Stored items:
■ ■ ■
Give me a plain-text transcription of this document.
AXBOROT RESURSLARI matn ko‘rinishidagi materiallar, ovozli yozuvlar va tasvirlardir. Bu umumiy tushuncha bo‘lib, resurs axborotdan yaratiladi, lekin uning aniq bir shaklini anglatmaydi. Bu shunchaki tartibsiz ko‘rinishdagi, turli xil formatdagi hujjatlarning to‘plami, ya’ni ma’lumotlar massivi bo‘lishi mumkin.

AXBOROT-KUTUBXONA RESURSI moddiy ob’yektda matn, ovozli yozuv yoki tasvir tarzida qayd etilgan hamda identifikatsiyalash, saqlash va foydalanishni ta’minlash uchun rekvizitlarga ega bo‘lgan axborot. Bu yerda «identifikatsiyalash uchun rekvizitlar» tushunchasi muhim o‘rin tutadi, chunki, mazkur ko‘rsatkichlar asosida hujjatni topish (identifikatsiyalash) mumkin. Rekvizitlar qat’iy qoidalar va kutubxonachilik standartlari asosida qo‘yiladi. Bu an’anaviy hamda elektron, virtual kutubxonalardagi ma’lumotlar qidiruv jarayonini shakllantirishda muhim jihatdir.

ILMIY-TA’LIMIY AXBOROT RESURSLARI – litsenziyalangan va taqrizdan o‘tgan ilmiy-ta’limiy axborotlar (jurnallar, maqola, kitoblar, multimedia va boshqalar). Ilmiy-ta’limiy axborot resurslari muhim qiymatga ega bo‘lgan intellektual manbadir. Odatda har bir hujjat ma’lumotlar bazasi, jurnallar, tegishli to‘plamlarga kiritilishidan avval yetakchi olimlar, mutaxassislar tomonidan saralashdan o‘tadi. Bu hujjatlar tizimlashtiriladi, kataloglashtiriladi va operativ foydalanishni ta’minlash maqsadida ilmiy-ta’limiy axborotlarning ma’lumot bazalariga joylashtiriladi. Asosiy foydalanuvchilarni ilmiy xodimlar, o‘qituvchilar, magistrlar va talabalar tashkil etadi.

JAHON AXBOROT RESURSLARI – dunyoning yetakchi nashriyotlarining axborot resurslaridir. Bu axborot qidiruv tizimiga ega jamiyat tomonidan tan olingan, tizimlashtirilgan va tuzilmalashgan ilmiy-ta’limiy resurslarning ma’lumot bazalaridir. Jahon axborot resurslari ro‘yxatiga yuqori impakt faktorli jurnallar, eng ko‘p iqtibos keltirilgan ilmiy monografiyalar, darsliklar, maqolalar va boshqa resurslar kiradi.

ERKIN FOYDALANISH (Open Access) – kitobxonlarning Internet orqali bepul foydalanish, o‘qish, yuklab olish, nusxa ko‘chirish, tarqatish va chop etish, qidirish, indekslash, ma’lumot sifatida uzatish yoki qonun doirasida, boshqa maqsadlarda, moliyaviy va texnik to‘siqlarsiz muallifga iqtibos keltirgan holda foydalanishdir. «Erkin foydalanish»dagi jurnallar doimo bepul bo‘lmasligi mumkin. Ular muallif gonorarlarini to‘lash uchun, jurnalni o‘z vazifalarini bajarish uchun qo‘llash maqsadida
■ ■ ■
#### [REQUIRED WORK]
Write out the entries above word for word.

#### [TASK RESULT]
Give me a plain-text transcription of this document.
AXBOROT RESURSLARI matn ko‘rinishidagi materiallar, ovozli yozuvlar va tasvirlardir. Bu umumiy tushuncha bo‘lib, resurs axborotdan yaratiladi, lekin uning aniq bir shaklini anglatmaydi. Bu shunchaki tartibsiz ko‘rinishdagi, turli xil formatdagi hujjatlarning to‘plami, ya’ni ma’lumotlar massivi bo‘lishi mumkin.

AXBOROT-KUTUBXONA RESURSI moddiy ob’yektda matn, ovozli yozuv yoki tasvir tarzida qayd etilgan hamda identifikatsiyalash, saqlash va foydalanishni ta’minlash uchun rekvizitlarga ega bo‘lgan axborot. Bu yerda «identifikatsiyalash uchun rekvizitlar» tushunchasi muhim o‘rin tutadi, chunki, mazkur ko‘rsatkichlar asosida hujjatni topish (identifikatsiyalash) mumkin. Rekvizitlar qat’iy qoidalar va kutubxonachilik standartlari asosida qo‘yiladi. Bu an’anaviy hamda elektron, virtual kutubxonalardagi ma’lumotlar qidiruv jarayonini shakllantirishda muhim jihatdir.

ILMIY-TA’LIMIY AXBOROT RESURSLARI – litsenziyalangan va taqrizdan o‘tgan ilmiy-ta’limiy axborotlar (jurnallar, maqola, kitoblar, multimedia va boshqalar). Ilmiy-ta’limiy axborot resurslari muhim qiymatga ega bo‘lgan intellektual manbadir. Odatda har bir hujjat ma’lumotlar bazasi, jurnallar, tegishli to‘plamlarga kiritilishidan avval yetakchi olimlar, mutaxassislar tomonidan saralashdan o‘tadi. Bu hujjatlar tizimlashtiriladi, kataloglashtiriladi va operativ foydalanishni ta’minlash maqsadida ilmiy-ta’limiy axborotlarning ma’lumot bazalariga joylashtiriladi. Asosiy foydalanuvchilarni ilmiy xodimlar, o‘qituvchilar, magistrlar va talabalar tashkil etadi.

JAHON AXBOROT RESURSLARI – dunyoning yetakchi nashriyotlarining axborot resurslaridir. Bu axborot qidiruv tizimiga ega jamiyat tomonidan tan olingan, tizimlashtirilgan va tuzilmalashgan ilmiy-ta’limiy resurslarning ma’lumot bazalaridir. Jahon axborot resurslari ro‘yxatiga yuqori impakt faktorli jurnallar, eng ko‘p iqtibos keltirilgan ilmiy monografiyalar, darsliklar, maqolalar va boshqa resurslar kiradi.

ERKIN FOYDALANISH (Open Access) – kitobxonlarning Internet orqali bepul foydalanish, o‘qish, yuklab olish, nusxa ko‘chirish, tarqatish va chop etish, qidirish, indekslash, ma’lumot sifatida uzatish yoki qonun doirasida, boshqa maqsadlarda, moliyaviy va texnik to‘siqlarsiz muallifga iqtibos keltirgan holda foydalanishdir. «Erkin foydalanish»dagi jurnallar doimo bepul bo‘lmasligi mumkin. Ular muallif gonorarlarini to‘lash uchun, jurnalni o‘z vazifalarini bajarish uchun qo‘llash maqsadida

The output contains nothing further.